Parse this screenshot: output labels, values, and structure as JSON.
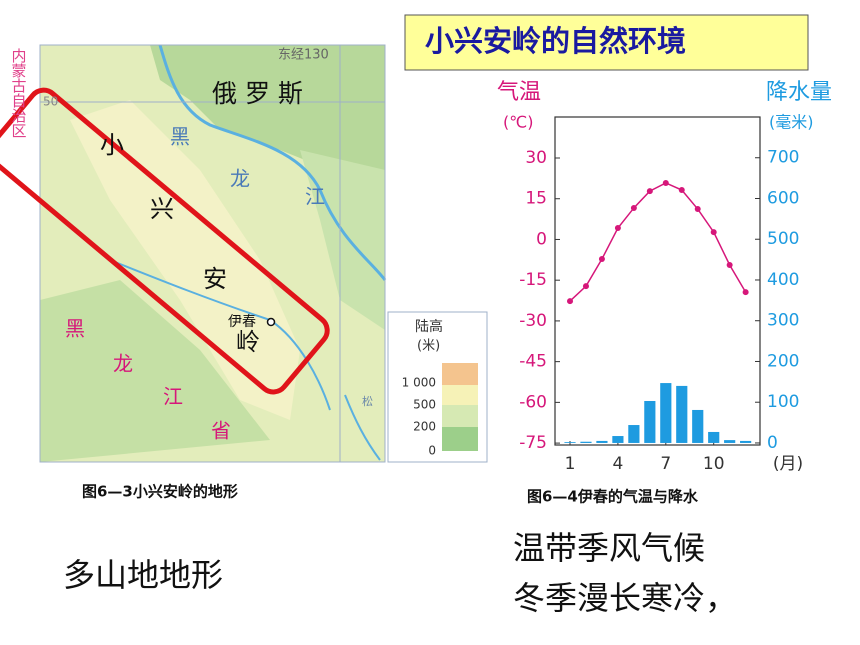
{
  "title": "小兴安岭的自然环境",
  "map": {
    "labels": [
      "东经130",
      "50",
      "内蒙古自治区",
      "俄 罗 斯",
      "黑",
      "龙",
      "江",
      "小",
      "兴",
      "安",
      "岭",
      "伊春",
      "黑",
      "龙",
      "江",
      "省",
      "松"
    ],
    "legend": {
      "title": "陆高",
      "unit": "(米)",
      "levels": [
        "1 000",
        "500",
        "200",
        "0"
      ]
    }
  },
  "captions": {
    "map": "图6—3小兴安岭的地形",
    "chart": "图6—4伊春的气温与降水"
  },
  "notes": {
    "terrain": "多山地地形",
    "climate": [
      "温带季风气候",
      "冬季漫长寒冷，"
    ]
  },
  "chart_data": {
    "type": "combo",
    "ylabel": [
      "气温",
      "(℃)"
    ],
    "y2label": [
      "降水量",
      "(毫米)"
    ],
    "xlabel": "(月)",
    "x": [
      1,
      2,
      3,
      4,
      5,
      6,
      7,
      8,
      9,
      10,
      11,
      12
    ],
    "xlim": [
      0.06,
      12.9
    ],
    "xticks": [
      1,
      4,
      7,
      10
    ],
    "ylim": [
      -75.7,
      45.1
    ],
    "yticks": [
      30,
      15,
      0,
      -15,
      -30,
      -45,
      -60,
      -75
    ],
    "y2lim": [
      -5,
      800
    ],
    "y2ticks": [
      700,
      600,
      500,
      400,
      300,
      200,
      100,
      0
    ],
    "series": [
      {
        "name": "气温",
        "type": "line",
        "axis": "y",
        "color": "#d6177a",
        "values": [
          -22.7,
          -17.2,
          -7.2,
          4.2,
          11.6,
          17.8,
          20.8,
          18.2,
          11.2,
          2.7,
          -9.4,
          -19.4
        ]
      },
      {
        "name": "降水量",
        "type": "bar",
        "axis": "y2",
        "color": "#1e9be0",
        "values": [
          2,
          3,
          5,
          17,
          44,
          103,
          147,
          140,
          81,
          27,
          7,
          5
        ]
      }
    ]
  }
}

### Aim of the task
Except for the pictures, reproduce every line exactly.

### Task output
Parse this screenshot: output labels, values, and structure as JSON.
{
  "title": "小兴安岭的自然环境",
  "map": {
    "labels": [
      "东经130",
      "50",
      "内蒙古自治区",
      "俄 罗 斯",
      "黑",
      "龙",
      "江",
      "小",
      "兴",
      "安",
      "岭",
      "伊春",
      "黑",
      "龙",
      "江",
      "省",
      "松"
    ],
    "legend": {
      "title": "陆高",
      "unit": "(米)",
      "levels": [
        "1 000",
        "500",
        "200",
        "0"
      ]
    }
  },
  "captions": {
    "map": "图6—3小兴安岭的地形",
    "chart": "图6—4伊春的气温与降水"
  },
  "notes": {
    "terrain": "多山地地形",
    "climate": [
      "温带季风气候",
      "冬季漫长寒冷，"
    ]
  },
  "chart_data": {
    "type": "combo",
    "ylabel": [
      "气温",
      "(℃)"
    ],
    "y2label": [
      "降水量",
      "(毫米)"
    ],
    "xlabel": "(月)",
    "x": [
      1,
      2,
      3,
      4,
      5,
      6,
      7,
      8,
      9,
      10,
      11,
      12
    ],
    "xlim": [
      0.06,
      12.9
    ],
    "xticks": [
      1,
      4,
      7,
      10
    ],
    "ylim": [
      -75.7,
      45.1
    ],
    "yticks": [
      30,
      15,
      0,
      -15,
      -30,
      -45,
      -60,
      -75
    ],
    "y2lim": [
      -5,
      800
    ],
    "y2ticks": [
      700,
      600,
      500,
      400,
      300,
      200,
      100,
      0
    ],
    "series": [
      {
        "name": "气温",
        "type": "line",
        "axis": "y",
        "color": "#d6177a",
        "values": [
          -22.7,
          -17.2,
          -7.2,
          4.2,
          11.6,
          17.8,
          20.8,
          18.2,
          11.2,
          2.7,
          -9.4,
          -19.4
        ]
      },
      {
        "name": "降水量",
        "type": "bar",
        "axis": "y2",
        "color": "#1e9be0",
        "values": [
          2,
          3,
          5,
          17,
          44,
          103,
          147,
          140,
          81,
          27,
          7,
          5
        ]
      }
    ]
  }
}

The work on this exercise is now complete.